▸ Provided records
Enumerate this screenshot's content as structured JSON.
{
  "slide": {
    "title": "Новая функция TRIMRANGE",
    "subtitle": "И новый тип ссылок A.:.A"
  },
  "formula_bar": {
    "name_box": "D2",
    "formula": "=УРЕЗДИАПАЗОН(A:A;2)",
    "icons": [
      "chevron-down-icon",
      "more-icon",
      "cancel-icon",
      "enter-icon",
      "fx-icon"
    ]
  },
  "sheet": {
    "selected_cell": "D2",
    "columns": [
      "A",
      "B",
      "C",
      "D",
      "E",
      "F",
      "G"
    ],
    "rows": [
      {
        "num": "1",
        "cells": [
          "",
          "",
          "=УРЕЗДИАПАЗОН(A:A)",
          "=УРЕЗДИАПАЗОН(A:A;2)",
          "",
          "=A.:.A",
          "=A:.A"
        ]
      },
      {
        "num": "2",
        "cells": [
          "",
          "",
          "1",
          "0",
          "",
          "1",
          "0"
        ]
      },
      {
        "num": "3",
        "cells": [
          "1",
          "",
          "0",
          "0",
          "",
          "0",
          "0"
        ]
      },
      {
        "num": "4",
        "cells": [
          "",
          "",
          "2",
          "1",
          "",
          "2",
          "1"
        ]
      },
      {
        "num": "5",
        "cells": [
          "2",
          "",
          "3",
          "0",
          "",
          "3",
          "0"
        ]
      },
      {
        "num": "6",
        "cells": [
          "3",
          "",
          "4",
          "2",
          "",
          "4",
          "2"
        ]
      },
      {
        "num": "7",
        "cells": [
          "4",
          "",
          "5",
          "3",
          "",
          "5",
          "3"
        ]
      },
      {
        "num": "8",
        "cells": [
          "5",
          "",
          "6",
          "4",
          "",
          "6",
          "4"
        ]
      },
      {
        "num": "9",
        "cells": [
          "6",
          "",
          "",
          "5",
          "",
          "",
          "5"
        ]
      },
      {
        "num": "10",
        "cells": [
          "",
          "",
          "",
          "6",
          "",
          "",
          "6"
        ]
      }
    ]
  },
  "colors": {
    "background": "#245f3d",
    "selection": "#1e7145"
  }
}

▸ Exercise directions
Search the lines for the string "УРЕЗДИАПАЗОН" and copy every line that has it.

▸ Answer to the problem
    "formula": "=УРЕЗДИАПАЗОН(A:A;2)",
          "=УРЕЗДИАПАЗОН(A:A)",
          "=УРЕЗДИАПАЗОН(A:A;2)",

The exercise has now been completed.